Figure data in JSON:
◇ ◇ ◇ ◇ ◇
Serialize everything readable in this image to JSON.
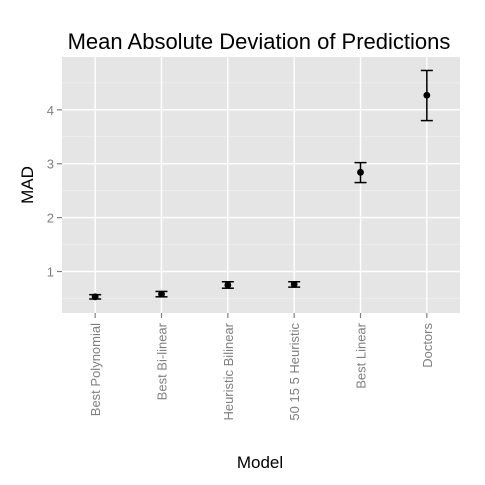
{
  "chart_data": {
    "type": "scatter",
    "title": "Mean Absolute Deviation of Predictions",
    "xlabel": "Model",
    "ylabel": "MAD",
    "categories": [
      "Best Polynomial",
      "Best Bi-linear",
      "Heuristic Bilinear",
      "50 15 5 Heuristic",
      "Best Linear",
      "Doctors"
    ],
    "values": [
      0.53,
      0.58,
      0.75,
      0.76,
      2.84,
      4.27
    ],
    "error_low": [
      0.49,
      0.53,
      0.69,
      0.71,
      2.65,
      3.8
    ],
    "error_high": [
      0.57,
      0.63,
      0.81,
      0.81,
      3.02,
      4.73
    ],
    "ylim": [
      0.23,
      4.98
    ],
    "yticks": [
      1,
      2,
      3,
      4
    ],
    "grid": true,
    "colors": {
      "panel": "#e5e5e5",
      "grid_major": "#ffffff",
      "grid_minor": "#f2f2f2",
      "point": "#000000",
      "tick_label": "#7f7f7f"
    }
  }
}
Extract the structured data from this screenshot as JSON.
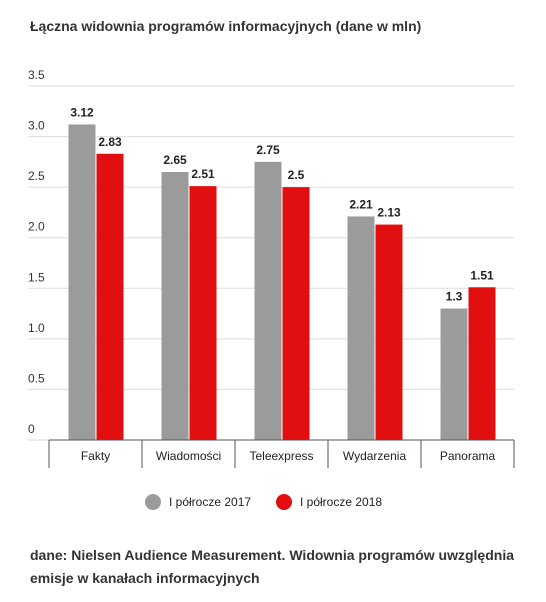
{
  "chart_data": {
    "type": "bar",
    "title": "Łączna widownia programów informacyjnych (dane w mln)",
    "categories": [
      "Fakty",
      "Wiadomości",
      "Teleexpress",
      "Wydarzenia",
      "Panorama"
    ],
    "series": [
      {
        "name": "I półrocze 2017",
        "color": "#9b9b9b",
        "values": [
          3.12,
          2.65,
          2.75,
          2.21,
          1.3
        ]
      },
      {
        "name": "I półrocze 2018",
        "color": "#e10f0f",
        "values": [
          2.83,
          2.51,
          2.5,
          2.13,
          1.51
        ]
      }
    ],
    "ylim": [
      0,
      3.5
    ],
    "yticks": [
      0,
      0.5,
      {
        "value": 1,
        "label": "1.0"
      },
      1.5,
      {
        "value": 2,
        "label": "2.0"
      },
      2.5,
      {
        "value": 3,
        "label": "3.0"
      },
      3.5
    ],
    "grid": true,
    "legend": "bottom",
    "note": "dane: Nielsen Audience Measurement. Widownia programów uwzględnia emisje w kanałach informacyjnych"
  }
}
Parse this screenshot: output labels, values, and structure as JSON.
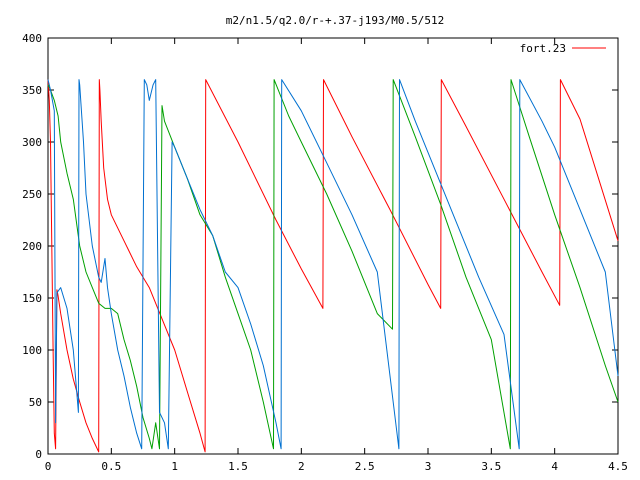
{
  "chart_data": {
    "type": "line",
    "title": "m2/n1.5/q2.0/r-+.37-j193/M0.5/512",
    "xlabel": "",
    "ylabel": "",
    "xlim": [
      0,
      4.5
    ],
    "ylim": [
      0,
      400
    ],
    "x_ticks": [
      0,
      0.5,
      1,
      1.5,
      2,
      2.5,
      3,
      3.5,
      4,
      4.5
    ],
    "x_tick_labels": [
      "0",
      "0.5",
      "1",
      "1.5",
      "2",
      "2.5",
      "3",
      "3.5",
      "4",
      "4.5"
    ],
    "y_ticks": [
      0,
      50,
      100,
      150,
      200,
      250,
      300,
      350,
      400
    ],
    "y_tick_labels": [
      "0",
      "50",
      "100",
      "150",
      "200",
      "250",
      "300",
      "350",
      "400"
    ],
    "grid": false,
    "legend": {
      "position": "top-right",
      "label": "fort.23",
      "color": "#ff0000"
    },
    "series": [
      {
        "color": "#ff0000",
        "x": [
          0,
          0.01,
          0.02,
          0.03,
          0.04,
          0.05,
          0.06,
          0.07,
          0.08,
          0.1,
          0.15,
          0.2,
          0.25,
          0.3,
          0.35,
          0.4,
          0.405,
          0.41,
          0.42,
          0.44,
          0.47,
          0.5,
          0.6,
          0.7,
          0.8,
          0.9,
          1.0,
          1.1,
          1.2,
          1.24,
          1.245,
          1.5,
          1.8,
          2.0,
          2.17,
          2.175,
          2.4,
          2.7,
          3.0,
          3.1,
          3.105,
          3.3,
          3.6,
          3.9,
          4.04,
          4.045,
          4.2,
          4.5
        ],
        "y": [
          360,
          340,
          300,
          200,
          100,
          20,
          5,
          158,
          152,
          135,
          100,
          72,
          50,
          30,
          15,
          2,
          360,
          350,
          320,
          275,
          245,
          230,
          205,
          180,
          160,
          130,
          100,
          60,
          20,
          2,
          360,
          300,
          225,
          178,
          140,
          360,
          305,
          235,
          163,
          140,
          360,
          315,
          245,
          175,
          143,
          360,
          322,
          205
        ]
      },
      {
        "color": "#00a000",
        "x": [
          0,
          0.02,
          0.05,
          0.08,
          0.1,
          0.15,
          0.2,
          0.25,
          0.3,
          0.35,
          0.4,
          0.45,
          0.5,
          0.55,
          0.6,
          0.65,
          0.7,
          0.75,
          0.8,
          0.82,
          0.85,
          0.88,
          0.9,
          0.92,
          1.0,
          1.1,
          1.2,
          1.3,
          1.4,
          1.5,
          1.6,
          1.7,
          1.78,
          1.785,
          1.9,
          2.0,
          2.2,
          2.4,
          2.6,
          2.72,
          2.725,
          2.9,
          3.1,
          3.3,
          3.5,
          3.65,
          3.655,
          3.8,
          4.0,
          4.2,
          4.4,
          4.5
        ],
        "y": [
          355,
          350,
          340,
          325,
          300,
          270,
          245,
          200,
          175,
          160,
          145,
          140,
          140,
          135,
          110,
          90,
          65,
          35,
          15,
          5,
          30,
          5,
          335,
          320,
          295,
          265,
          230,
          210,
          170,
          135,
          100,
          50,
          5,
          360,
          325,
          300,
          250,
          195,
          135,
          120,
          360,
          305,
          240,
          170,
          110,
          5,
          360,
          305,
          230,
          160,
          85,
          50
        ]
      },
      {
        "color": "#0070d0",
        "x": [
          0,
          0.02,
          0.05,
          0.06,
          0.07,
          0.1,
          0.15,
          0.2,
          0.24,
          0.245,
          0.25,
          0.28,
          0.3,
          0.35,
          0.4,
          0.42,
          0.45,
          0.47,
          0.5,
          0.55,
          0.6,
          0.65,
          0.7,
          0.74,
          0.76,
          0.78,
          0.8,
          0.83,
          0.85,
          0.88,
          0.92,
          0.95,
          0.98,
          1.0,
          1.1,
          1.2,
          1.3,
          1.4,
          1.5,
          1.6,
          1.7,
          1.8,
          1.84,
          1.845,
          2.0,
          2.2,
          2.4,
          2.6,
          2.77,
          2.775,
          2.9,
          3.0,
          3.2,
          3.4,
          3.6,
          3.72,
          3.725,
          3.9,
          4.0,
          4.2,
          4.4,
          4.5
        ],
        "y": [
          360,
          350,
          330,
          30,
          155,
          160,
          140,
          100,
          40,
          360,
          355,
          300,
          250,
          200,
          170,
          165,
          188,
          160,
          135,
          100,
          75,
          45,
          20,
          5,
          360,
          355,
          340,
          355,
          360,
          40,
          30,
          5,
          300,
          295,
          265,
          235,
          210,
          175,
          160,
          125,
          85,
          30,
          5,
          360,
          330,
          280,
          230,
          175,
          5,
          360,
          320,
          290,
          230,
          170,
          115,
          5,
          360,
          320,
          295,
          235,
          175,
          75
        ]
      }
    ]
  }
}
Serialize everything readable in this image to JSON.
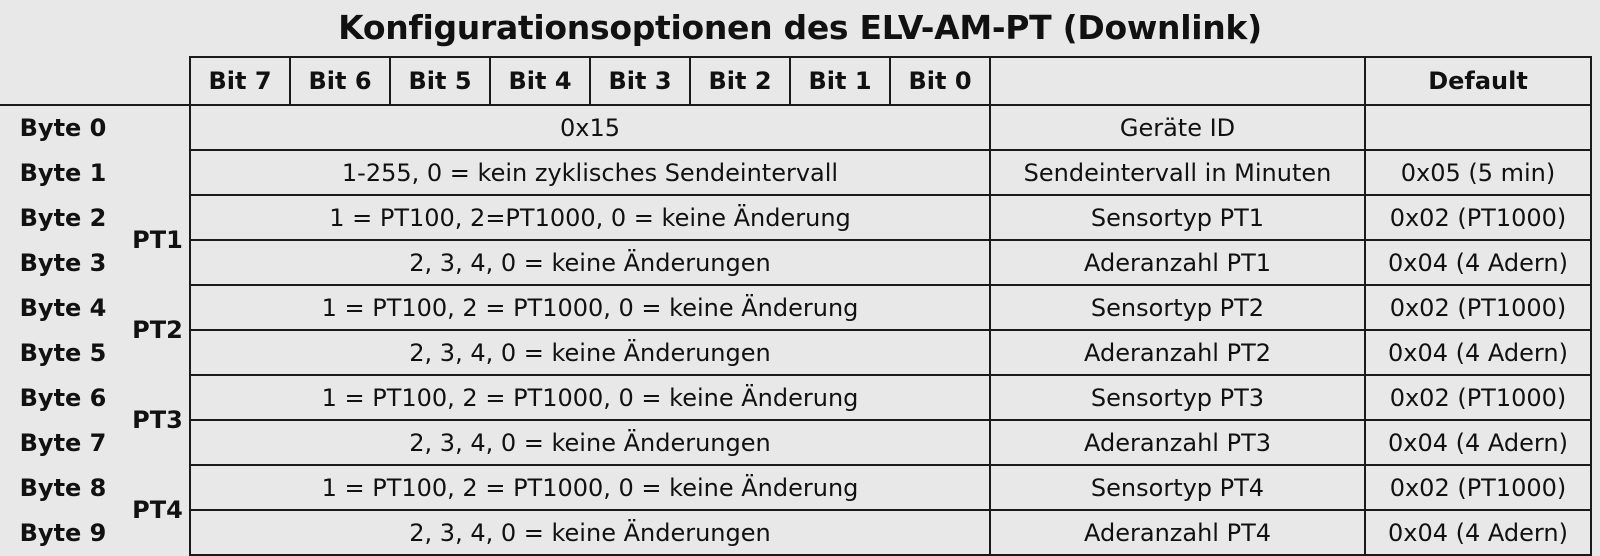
{
  "title": "Konfigurationsoptionen des ELV-AM-PT (Downlink)",
  "header": {
    "bits": [
      "Bit 7",
      "Bit 6",
      "Bit 5",
      "Bit 4",
      "Bit 3",
      "Bit 2",
      "Bit 1",
      "Bit 0"
    ],
    "description": "",
    "default": "Default"
  },
  "groups": [
    "PT1",
    "PT2",
    "PT3",
    "PT4"
  ],
  "rows": [
    {
      "byte": "Byte 0",
      "value": "0x15",
      "description": "Geräte ID",
      "default": ""
    },
    {
      "byte": "Byte 1",
      "value": "1-255, 0 = kein zyklisches Sendeintervall",
      "description": "Sendeintervall in Minuten",
      "default": "0x05 (5 min)"
    },
    {
      "byte": "Byte 2",
      "value": "1 = PT100, 2=PT1000, 0 = keine Änderung",
      "description": "Sensortyp PT1",
      "default": "0x02 (PT1000)"
    },
    {
      "byte": "Byte 3",
      "value": "2, 3, 4, 0 = keine Änderungen",
      "description": "Aderanzahl PT1",
      "default": "0x04 (4 Adern)"
    },
    {
      "byte": "Byte 4",
      "value": "1 = PT100, 2 = PT1000, 0 = keine Änderung",
      "description": "Sensortyp PT2",
      "default": "0x02 (PT1000)"
    },
    {
      "byte": "Byte 5",
      "value": "2, 3, 4, 0 = keine Änderungen",
      "description": "Aderanzahl PT2",
      "default": "0x04 (4 Adern)"
    },
    {
      "byte": "Byte 6",
      "value": "1 = PT100, 2 = PT1000, 0 = keine Änderung",
      "description": "Sensortyp PT3",
      "default": "0x02 (PT1000)"
    },
    {
      "byte": "Byte 7",
      "value": "2, 3, 4, 0 = keine Änderungen",
      "description": "Aderanzahl PT3",
      "default": "0x04 (4 Adern)"
    },
    {
      "byte": "Byte 8",
      "value": "1 = PT100, 2 = PT1000, 0 = keine Änderung",
      "description": "Sensortyp PT4",
      "default": "0x02 (PT1000)"
    },
    {
      "byte": "Byte 9",
      "value": "2, 3, 4, 0 = keine Änderungen",
      "description": "Aderanzahl PT4",
      "default": "0x04 (4 Adern)"
    }
  ]
}
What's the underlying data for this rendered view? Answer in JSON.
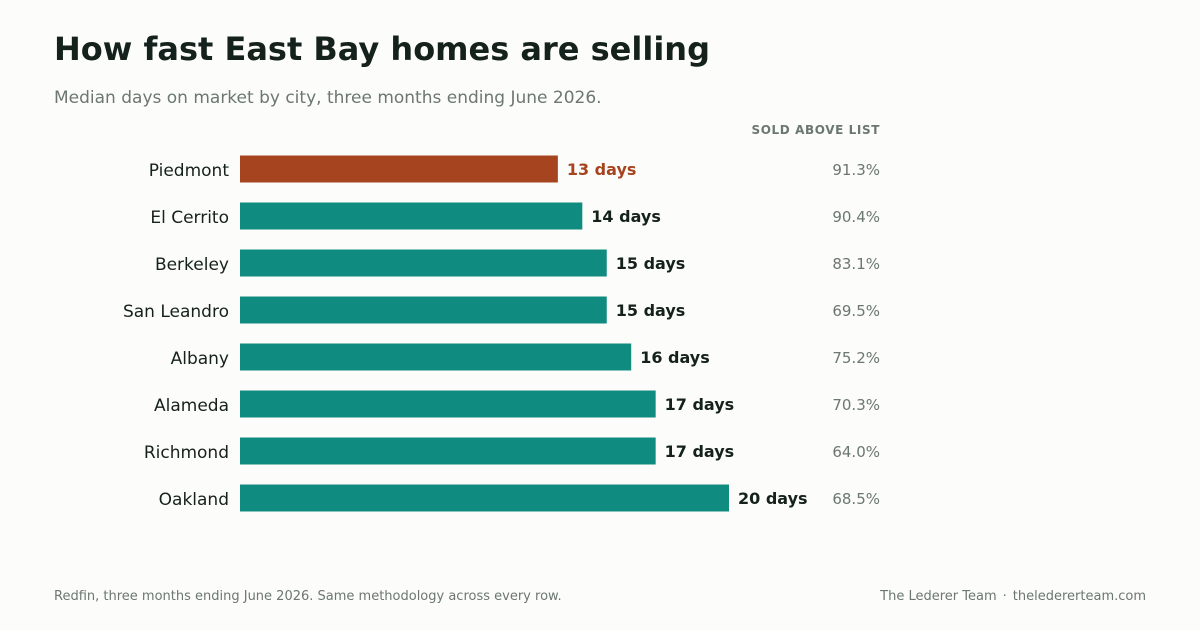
{
  "header": {
    "title": "How fast East Bay homes are selling",
    "subtitle": "Median days on market by city, three months ending June 2026.",
    "column_header": "SOLD ABOVE LIST"
  },
  "footer": {
    "source": "Redfin, three months ending June 2026. Same methodology across every row.",
    "brand": "The Lederer Team",
    "separator": "·",
    "website": "theledererteam.com"
  },
  "colors": {
    "highlight": "#a5441e",
    "bar": "#108b7f",
    "label": "#15211d",
    "muted": "#6b7770"
  },
  "chart_data": {
    "type": "bar",
    "orientation": "horizontal",
    "categories": [
      "Piedmont",
      "El Cerrito",
      "Berkeley",
      "San Leandro",
      "Albany",
      "Alameda",
      "Richmond",
      "Oakland"
    ],
    "values": [
      13,
      14,
      15,
      15,
      16,
      17,
      17,
      20
    ],
    "value_labels": [
      "13 days",
      "14 days",
      "15 days",
      "15 days",
      "16 days",
      "17 days",
      "17 days",
      "20 days"
    ],
    "sold_above_list": [
      "91.3%",
      "90.4%",
      "83.1%",
      "69.5%",
      "75.2%",
      "70.3%",
      "64.0%",
      "68.5%"
    ],
    "highlighted_category": "Piedmont",
    "xlim": [
      0,
      20
    ]
  }
}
◇ ◇ ◇ ◇ ◇
TASK BRIEF:
Show each line of the data that contains the string "days".

REPLY:
    "subtitle": "Median days on market by city, three months ending June 2026.",
      "13 days",
      "14 days",
      "15 days",
      "15 days",
      "16 days",
      "17 days",
      "17 days",
      "20 days"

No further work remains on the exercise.